▶ **Aim**
Please return each line of the data below that contains the word "Simple", copied without changes.

▶ **Given records**
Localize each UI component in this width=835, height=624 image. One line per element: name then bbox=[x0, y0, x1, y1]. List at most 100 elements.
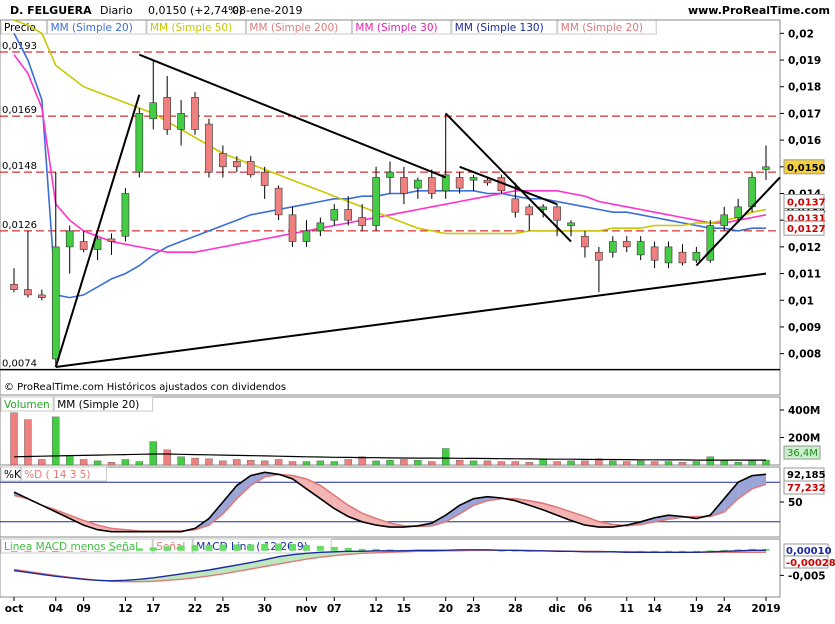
volume-bar bbox=[261, 461, 268, 465]
candle-body bbox=[24, 290, 31, 295]
volume-bar bbox=[205, 459, 212, 465]
volume-bar bbox=[428, 462, 435, 465]
macd-histogram-bar bbox=[679, 551, 686, 552]
macd-histogram-bar bbox=[317, 546, 324, 551]
volume-bar bbox=[94, 461, 101, 465]
macd-histogram-bar bbox=[94, 551, 101, 552]
volume-bar bbox=[108, 462, 115, 465]
volume-bar bbox=[763, 460, 770, 465]
x-tick-label: 06 bbox=[578, 603, 593, 615]
volume-bar bbox=[387, 460, 394, 465]
volume-bar bbox=[442, 449, 449, 466]
candle-body bbox=[80, 242, 87, 250]
volume-bar bbox=[164, 450, 171, 465]
volume-bar bbox=[707, 457, 714, 465]
volume-bar bbox=[693, 462, 700, 465]
price-ytick-label: 0,009 bbox=[788, 322, 821, 334]
volume-bar bbox=[122, 460, 129, 466]
x-tick-label: 17 bbox=[146, 603, 161, 615]
volume-legend-label: MM (Simple 20) bbox=[57, 399, 139, 411]
level-label: 0,0148 bbox=[2, 161, 37, 172]
x-tick-label: 2019 bbox=[751, 603, 780, 615]
volume-bar bbox=[554, 462, 561, 465]
x-tick-label: 14 bbox=[647, 603, 662, 615]
price-legend-label: MM (Simple 200) bbox=[249, 22, 338, 34]
level-label: 0,0074 bbox=[2, 359, 37, 370]
x-tick-label: 12 bbox=[118, 603, 133, 615]
price-ytick-label: 0,019 bbox=[788, 55, 821, 67]
candle-body bbox=[373, 177, 380, 225]
candle-body bbox=[484, 180, 491, 183]
level-label: 0,0169 bbox=[2, 105, 37, 116]
price-ytick-label: 0,017 bbox=[788, 108, 821, 120]
candle-body bbox=[554, 207, 561, 220]
volume-bar bbox=[679, 462, 686, 465]
volume-bar bbox=[52, 417, 59, 465]
candle-body bbox=[568, 223, 575, 226]
macd-histogram-bar bbox=[24, 551, 31, 552]
candle-body bbox=[526, 207, 533, 215]
volume-bar bbox=[178, 457, 185, 465]
macd-histogram-bar bbox=[136, 548, 143, 550]
volume-bar bbox=[623, 462, 630, 465]
price-legend-label: MM (Simple 30) bbox=[355, 22, 437, 34]
price-ytick-label: 0,018 bbox=[788, 82, 821, 94]
volume-bar bbox=[512, 462, 519, 465]
volume-bar bbox=[303, 462, 310, 465]
x-tick-label: 09 bbox=[76, 603, 91, 615]
volume-bar bbox=[38, 460, 45, 466]
candle-body bbox=[651, 247, 658, 260]
x-tick-label: 25 bbox=[216, 603, 231, 615]
candle-body bbox=[331, 210, 338, 221]
volume-bar bbox=[735, 462, 742, 465]
macd-tag-label: 0,00010 bbox=[786, 546, 832, 557]
stoch-tag-label: 92,185 bbox=[787, 470, 826, 481]
volume-bar bbox=[136, 462, 143, 465]
volume-bar bbox=[373, 461, 380, 465]
candle-body bbox=[609, 242, 616, 253]
candle-body bbox=[136, 113, 143, 172]
price-ytick-label: 0,012 bbox=[788, 242, 821, 254]
macd-histogram-bar bbox=[122, 549, 129, 550]
macd-histogram-bar bbox=[289, 544, 296, 551]
candle-body bbox=[665, 247, 672, 263]
macd-histogram-bar bbox=[303, 545, 310, 551]
candle-body bbox=[581, 236, 588, 247]
stoch-ytick-label: 50 bbox=[788, 497, 803, 509]
candle-body bbox=[178, 113, 185, 129]
candle-body bbox=[749, 177, 756, 206]
candle-body bbox=[428, 177, 435, 193]
candle-body bbox=[66, 231, 73, 247]
volume-bar bbox=[456, 460, 463, 465]
candle-body bbox=[735, 207, 742, 218]
candle-body bbox=[637, 242, 644, 255]
macd-histogram-bar bbox=[108, 550, 115, 551]
volume-bar bbox=[470, 461, 477, 465]
candle-body bbox=[387, 172, 394, 177]
x-tick-label: 23 bbox=[466, 603, 481, 615]
macd-histogram-bar bbox=[38, 551, 45, 552]
macd-tag-label: -0,00028 bbox=[786, 558, 835, 569]
site-label: www.ProRealTime.com bbox=[688, 4, 830, 17]
candle-body bbox=[303, 231, 310, 242]
macd-histogram-bar bbox=[66, 551, 73, 552]
price-tag-label: 0,0127 bbox=[787, 224, 826, 235]
price-ytick-label: 0,008 bbox=[788, 349, 821, 361]
chart-svg: D. FELGUERA Diario 0,0150 (+2,74%) 08-en… bbox=[0, 0, 835, 620]
price-ytick-label: 0,01 bbox=[788, 295, 814, 307]
macd-histogram-bar bbox=[80, 551, 87, 552]
period-label: Diario bbox=[100, 4, 133, 17]
candle-body bbox=[247, 161, 254, 174]
candle-body bbox=[261, 172, 268, 185]
macd-histogram-bar bbox=[693, 551, 700, 552]
price-tag-label: 0,0137 bbox=[787, 198, 826, 209]
candle-body bbox=[317, 223, 324, 231]
stoch-legend-label: %K bbox=[4, 469, 22, 481]
candle-body bbox=[721, 215, 728, 226]
volume-bar bbox=[331, 462, 338, 465]
volume-bar bbox=[219, 461, 226, 465]
volume-bar bbox=[66, 455, 73, 465]
price-legend-label: MM (Simple 50) bbox=[150, 22, 232, 34]
macd-histogram-bar bbox=[205, 545, 212, 551]
volume-bar bbox=[749, 461, 756, 465]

▶ **Response to the task**
volume-legend-label: MM (Simple 20) bbox=[57, 399, 139, 411]
price-legend-label: MM (Simple 200) bbox=[249, 22, 338, 34]
price-legend-label: MM (Simple 30) bbox=[355, 22, 437, 34]
price-legend-label: MM (Simple 50) bbox=[150, 22, 232, 34]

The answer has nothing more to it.